Repeat every record below exactly as written.

[Excerpts from a figure dataset]
^^^^^^^^
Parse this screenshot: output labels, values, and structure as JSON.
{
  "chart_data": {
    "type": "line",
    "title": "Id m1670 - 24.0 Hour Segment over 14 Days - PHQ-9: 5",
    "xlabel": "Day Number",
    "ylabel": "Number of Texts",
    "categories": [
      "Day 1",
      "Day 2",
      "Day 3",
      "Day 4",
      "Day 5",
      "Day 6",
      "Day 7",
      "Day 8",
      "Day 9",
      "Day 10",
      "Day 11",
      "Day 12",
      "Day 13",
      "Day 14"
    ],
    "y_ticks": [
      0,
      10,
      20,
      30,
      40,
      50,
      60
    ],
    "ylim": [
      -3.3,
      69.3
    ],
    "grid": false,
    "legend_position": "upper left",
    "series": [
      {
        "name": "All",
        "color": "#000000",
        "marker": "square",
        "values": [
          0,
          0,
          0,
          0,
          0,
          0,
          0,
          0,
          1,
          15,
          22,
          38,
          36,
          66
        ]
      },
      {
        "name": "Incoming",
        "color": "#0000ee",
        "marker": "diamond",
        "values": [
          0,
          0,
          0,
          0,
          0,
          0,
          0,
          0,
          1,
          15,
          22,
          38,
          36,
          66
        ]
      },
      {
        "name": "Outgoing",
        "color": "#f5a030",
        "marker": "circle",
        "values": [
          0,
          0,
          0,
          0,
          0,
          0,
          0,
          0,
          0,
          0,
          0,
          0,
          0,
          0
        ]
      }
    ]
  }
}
^^^^^^^^
> _Answer to this problem_:
Parse this screenshot: output labels, values, and structure as JSON.
{
  "chart_data": {
    "type": "line",
    "title": "Id m1670 - 24.0 Hour Segment over 14 Days - PHQ-9: 5",
    "xlabel": "Day Number",
    "ylabel": "Number of Texts",
    "categories": [
      "Day 1",
      "Day 2",
      "Day 3",
      "Day 4",
      "Day 5",
      "Day 6",
      "Day 7",
      "Day 8",
      "Day 9",
      "Day 10",
      "Day 11",
      "Day 12",
      "Day 13",
      "Day 14"
    ],
    "y_ticks": [
      0,
      10,
      20,
      30,
      40,
      50,
      60
    ],
    "ylim": [
      -3.3,
      69.3
    ],
    "grid": false,
    "legend_position": "upper left",
    "series": [
      {
        "name": "All",
        "color": "#000000",
        "marker": "square",
        "values": [
          0,
          0,
          0,
          0,
          0,
          0,
          0,
          0,
          1,
          15,
          22,
          38,
          36,
          66
        ]
      },
      {
        "name": "Incoming",
        "color": "#0000ee",
        "marker": "diamond",
        "values": [
          0,
          0,
          0,
          0,
          0,
          0,
          0,
          0,
          1,
          15,
          22,
          38,
          36,
          66
        ]
      },
      {
        "name": "Outgoing",
        "color": "#f5a030",
        "marker": "circle",
        "values": [
          0,
          0,
          0,
          0,
          0,
          0,
          0,
          0,
          0,
          0,
          0,
          0,
          0,
          0
        ]
      }
    ]
  }
}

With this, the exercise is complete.